## STORED DATA

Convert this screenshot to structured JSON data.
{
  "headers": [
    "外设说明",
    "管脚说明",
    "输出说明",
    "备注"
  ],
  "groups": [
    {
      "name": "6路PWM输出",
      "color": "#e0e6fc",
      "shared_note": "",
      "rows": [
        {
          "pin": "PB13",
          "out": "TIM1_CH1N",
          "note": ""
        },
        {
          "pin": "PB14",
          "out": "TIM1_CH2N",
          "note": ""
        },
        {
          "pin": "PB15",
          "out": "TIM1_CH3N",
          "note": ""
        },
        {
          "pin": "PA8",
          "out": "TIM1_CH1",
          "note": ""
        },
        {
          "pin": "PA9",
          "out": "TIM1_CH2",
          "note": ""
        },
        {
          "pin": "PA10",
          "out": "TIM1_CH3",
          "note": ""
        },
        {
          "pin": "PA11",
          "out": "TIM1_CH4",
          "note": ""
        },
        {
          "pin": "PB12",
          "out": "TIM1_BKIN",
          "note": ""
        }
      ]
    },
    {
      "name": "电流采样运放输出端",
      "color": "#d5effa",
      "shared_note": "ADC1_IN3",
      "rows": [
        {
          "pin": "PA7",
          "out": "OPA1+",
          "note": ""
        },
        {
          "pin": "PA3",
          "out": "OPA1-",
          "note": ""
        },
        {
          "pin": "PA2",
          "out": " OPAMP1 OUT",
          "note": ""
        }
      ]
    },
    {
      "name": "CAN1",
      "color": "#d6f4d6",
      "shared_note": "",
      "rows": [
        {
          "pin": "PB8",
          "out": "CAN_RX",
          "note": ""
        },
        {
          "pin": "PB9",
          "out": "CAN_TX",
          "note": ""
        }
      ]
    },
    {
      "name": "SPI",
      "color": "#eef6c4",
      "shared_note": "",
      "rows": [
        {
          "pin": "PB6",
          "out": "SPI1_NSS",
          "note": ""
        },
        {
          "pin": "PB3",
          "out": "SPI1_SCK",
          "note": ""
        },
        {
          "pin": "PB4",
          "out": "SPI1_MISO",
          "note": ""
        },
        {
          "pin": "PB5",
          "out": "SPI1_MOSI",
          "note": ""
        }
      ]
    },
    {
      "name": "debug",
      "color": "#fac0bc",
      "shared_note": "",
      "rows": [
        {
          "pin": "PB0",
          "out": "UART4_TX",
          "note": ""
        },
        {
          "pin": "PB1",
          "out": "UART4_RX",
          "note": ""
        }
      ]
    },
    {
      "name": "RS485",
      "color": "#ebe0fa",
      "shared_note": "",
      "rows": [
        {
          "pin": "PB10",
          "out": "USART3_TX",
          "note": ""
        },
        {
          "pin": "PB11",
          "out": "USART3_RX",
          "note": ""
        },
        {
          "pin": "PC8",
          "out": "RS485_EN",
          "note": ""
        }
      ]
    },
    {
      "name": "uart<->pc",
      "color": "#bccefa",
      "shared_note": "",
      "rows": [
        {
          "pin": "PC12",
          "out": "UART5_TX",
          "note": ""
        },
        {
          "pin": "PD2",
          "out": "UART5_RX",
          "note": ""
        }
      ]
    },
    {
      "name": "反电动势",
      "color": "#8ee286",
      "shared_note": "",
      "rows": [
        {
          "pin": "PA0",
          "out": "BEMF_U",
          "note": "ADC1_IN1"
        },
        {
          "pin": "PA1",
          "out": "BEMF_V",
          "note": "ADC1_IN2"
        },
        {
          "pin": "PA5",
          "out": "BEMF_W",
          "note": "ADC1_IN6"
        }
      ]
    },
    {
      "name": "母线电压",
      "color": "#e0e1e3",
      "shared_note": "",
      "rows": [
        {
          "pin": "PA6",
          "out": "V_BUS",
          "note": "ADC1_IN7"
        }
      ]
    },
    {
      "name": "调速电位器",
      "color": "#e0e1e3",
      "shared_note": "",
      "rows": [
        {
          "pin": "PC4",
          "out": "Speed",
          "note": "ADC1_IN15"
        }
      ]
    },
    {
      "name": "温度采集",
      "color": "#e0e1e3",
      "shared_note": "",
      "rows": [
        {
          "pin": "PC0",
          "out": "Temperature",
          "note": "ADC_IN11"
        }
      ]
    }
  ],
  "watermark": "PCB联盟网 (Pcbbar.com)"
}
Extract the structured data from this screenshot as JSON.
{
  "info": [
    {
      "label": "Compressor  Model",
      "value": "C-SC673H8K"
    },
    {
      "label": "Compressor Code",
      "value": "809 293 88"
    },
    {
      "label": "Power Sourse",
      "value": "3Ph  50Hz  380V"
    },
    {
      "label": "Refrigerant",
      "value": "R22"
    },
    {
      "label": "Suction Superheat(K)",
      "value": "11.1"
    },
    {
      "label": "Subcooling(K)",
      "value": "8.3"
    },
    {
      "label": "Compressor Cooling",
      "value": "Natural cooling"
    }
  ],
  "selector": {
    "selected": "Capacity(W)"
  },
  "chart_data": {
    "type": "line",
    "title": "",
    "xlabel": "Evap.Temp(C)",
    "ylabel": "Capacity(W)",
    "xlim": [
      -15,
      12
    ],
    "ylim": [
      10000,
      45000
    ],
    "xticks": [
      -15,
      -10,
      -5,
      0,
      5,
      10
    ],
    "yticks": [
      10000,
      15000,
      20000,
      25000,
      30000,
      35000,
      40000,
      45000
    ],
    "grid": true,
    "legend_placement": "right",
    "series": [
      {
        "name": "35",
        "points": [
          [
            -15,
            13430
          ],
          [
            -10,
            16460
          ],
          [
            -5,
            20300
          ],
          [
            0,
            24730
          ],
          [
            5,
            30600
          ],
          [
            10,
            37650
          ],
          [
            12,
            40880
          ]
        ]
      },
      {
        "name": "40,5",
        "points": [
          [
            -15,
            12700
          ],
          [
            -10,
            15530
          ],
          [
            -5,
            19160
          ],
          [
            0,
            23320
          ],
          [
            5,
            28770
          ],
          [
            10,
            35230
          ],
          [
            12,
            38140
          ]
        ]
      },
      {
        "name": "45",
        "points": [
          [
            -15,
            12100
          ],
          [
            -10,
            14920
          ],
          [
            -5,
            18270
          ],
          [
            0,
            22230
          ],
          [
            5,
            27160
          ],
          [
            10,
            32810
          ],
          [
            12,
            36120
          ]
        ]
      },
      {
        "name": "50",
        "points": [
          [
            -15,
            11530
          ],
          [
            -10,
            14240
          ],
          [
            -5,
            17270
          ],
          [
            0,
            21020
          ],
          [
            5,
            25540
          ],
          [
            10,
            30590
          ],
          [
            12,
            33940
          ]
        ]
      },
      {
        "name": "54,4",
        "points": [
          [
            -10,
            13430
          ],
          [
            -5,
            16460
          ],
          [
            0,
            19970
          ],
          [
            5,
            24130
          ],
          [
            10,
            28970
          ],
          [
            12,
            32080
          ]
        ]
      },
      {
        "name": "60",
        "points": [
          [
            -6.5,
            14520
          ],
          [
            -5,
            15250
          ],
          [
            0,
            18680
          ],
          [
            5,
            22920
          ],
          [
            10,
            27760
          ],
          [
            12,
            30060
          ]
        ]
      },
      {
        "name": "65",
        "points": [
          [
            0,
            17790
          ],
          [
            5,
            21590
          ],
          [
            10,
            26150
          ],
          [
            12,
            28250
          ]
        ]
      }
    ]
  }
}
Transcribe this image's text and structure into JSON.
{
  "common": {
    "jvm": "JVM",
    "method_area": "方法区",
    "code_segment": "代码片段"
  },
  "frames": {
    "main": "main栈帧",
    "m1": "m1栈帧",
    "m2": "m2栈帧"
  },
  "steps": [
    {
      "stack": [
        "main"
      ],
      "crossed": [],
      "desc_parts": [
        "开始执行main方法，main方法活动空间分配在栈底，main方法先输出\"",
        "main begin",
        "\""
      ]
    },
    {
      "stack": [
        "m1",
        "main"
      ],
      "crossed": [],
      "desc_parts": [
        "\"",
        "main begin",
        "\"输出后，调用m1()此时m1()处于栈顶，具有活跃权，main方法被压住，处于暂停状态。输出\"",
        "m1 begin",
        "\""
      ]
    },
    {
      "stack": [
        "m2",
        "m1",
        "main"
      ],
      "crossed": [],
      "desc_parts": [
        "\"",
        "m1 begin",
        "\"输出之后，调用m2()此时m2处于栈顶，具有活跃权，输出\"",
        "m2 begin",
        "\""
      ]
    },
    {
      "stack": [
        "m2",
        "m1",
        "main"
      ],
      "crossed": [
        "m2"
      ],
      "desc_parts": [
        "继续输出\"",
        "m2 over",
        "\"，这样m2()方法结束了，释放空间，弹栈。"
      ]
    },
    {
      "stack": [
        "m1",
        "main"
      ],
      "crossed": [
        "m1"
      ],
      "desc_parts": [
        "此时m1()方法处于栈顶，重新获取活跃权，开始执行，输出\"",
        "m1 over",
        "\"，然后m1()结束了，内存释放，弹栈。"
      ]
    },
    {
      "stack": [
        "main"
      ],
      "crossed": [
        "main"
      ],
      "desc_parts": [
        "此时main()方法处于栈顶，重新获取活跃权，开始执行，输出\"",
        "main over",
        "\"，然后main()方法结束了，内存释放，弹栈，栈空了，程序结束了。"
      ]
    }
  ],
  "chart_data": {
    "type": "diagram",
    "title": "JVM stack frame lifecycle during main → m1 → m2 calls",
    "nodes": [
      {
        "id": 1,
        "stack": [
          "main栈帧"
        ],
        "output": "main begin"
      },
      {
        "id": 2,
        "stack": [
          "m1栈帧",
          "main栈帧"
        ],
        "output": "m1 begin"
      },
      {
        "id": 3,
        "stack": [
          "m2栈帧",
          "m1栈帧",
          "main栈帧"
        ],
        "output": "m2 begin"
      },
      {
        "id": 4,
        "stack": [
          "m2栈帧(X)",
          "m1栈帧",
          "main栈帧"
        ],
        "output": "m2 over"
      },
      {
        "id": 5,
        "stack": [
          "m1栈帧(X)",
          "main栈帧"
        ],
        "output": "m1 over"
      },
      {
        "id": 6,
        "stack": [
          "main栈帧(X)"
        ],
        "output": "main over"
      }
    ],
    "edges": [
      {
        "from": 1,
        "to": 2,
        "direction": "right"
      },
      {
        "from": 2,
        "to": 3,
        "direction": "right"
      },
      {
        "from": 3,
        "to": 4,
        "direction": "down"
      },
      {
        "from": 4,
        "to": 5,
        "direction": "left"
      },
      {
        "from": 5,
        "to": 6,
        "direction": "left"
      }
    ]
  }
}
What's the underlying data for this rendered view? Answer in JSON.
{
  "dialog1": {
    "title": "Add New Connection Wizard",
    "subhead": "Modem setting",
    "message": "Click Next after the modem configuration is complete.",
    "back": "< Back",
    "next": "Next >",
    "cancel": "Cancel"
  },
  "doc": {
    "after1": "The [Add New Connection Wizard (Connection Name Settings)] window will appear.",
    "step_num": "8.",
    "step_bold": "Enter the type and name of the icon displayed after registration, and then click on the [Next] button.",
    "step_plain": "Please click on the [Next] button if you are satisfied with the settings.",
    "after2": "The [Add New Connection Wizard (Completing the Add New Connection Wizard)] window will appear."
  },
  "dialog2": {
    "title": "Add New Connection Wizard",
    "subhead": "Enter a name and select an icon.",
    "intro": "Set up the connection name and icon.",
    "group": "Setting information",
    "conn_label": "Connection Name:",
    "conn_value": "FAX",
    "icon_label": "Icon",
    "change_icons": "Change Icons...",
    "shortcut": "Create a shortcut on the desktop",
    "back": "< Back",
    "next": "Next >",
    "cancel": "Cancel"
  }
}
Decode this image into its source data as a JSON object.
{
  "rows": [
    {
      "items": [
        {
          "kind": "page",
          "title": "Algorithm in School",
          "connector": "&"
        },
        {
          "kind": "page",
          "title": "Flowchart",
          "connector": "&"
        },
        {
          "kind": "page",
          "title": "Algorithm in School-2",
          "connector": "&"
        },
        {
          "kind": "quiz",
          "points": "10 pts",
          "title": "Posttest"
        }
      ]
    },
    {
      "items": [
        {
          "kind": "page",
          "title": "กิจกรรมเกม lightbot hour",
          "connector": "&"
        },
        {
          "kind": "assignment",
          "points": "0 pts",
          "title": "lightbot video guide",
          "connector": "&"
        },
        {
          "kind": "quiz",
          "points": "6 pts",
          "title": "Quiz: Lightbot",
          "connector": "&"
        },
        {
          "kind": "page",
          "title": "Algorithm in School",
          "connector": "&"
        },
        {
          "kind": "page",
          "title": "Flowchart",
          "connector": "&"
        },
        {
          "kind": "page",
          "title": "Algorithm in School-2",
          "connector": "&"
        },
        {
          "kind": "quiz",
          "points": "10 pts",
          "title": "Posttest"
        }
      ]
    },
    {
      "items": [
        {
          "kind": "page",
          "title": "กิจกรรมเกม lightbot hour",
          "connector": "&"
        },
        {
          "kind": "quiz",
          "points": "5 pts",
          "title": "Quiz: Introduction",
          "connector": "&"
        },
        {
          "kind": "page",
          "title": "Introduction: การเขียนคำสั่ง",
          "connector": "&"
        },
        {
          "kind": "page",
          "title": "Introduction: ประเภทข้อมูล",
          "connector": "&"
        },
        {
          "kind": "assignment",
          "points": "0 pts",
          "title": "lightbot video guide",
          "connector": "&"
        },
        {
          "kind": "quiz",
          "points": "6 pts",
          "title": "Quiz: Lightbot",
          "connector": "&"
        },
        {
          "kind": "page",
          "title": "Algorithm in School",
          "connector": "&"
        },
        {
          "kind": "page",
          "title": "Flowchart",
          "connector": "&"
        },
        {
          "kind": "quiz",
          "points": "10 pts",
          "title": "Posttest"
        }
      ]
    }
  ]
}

## YOUR GOAL
Look through the data above. Copy every line with the string "image" in it.

## ANSWER FOR THIS EXERCISE
Transcribe this image's text and structure into JSON.
Decode this image into its source data as a JSON object.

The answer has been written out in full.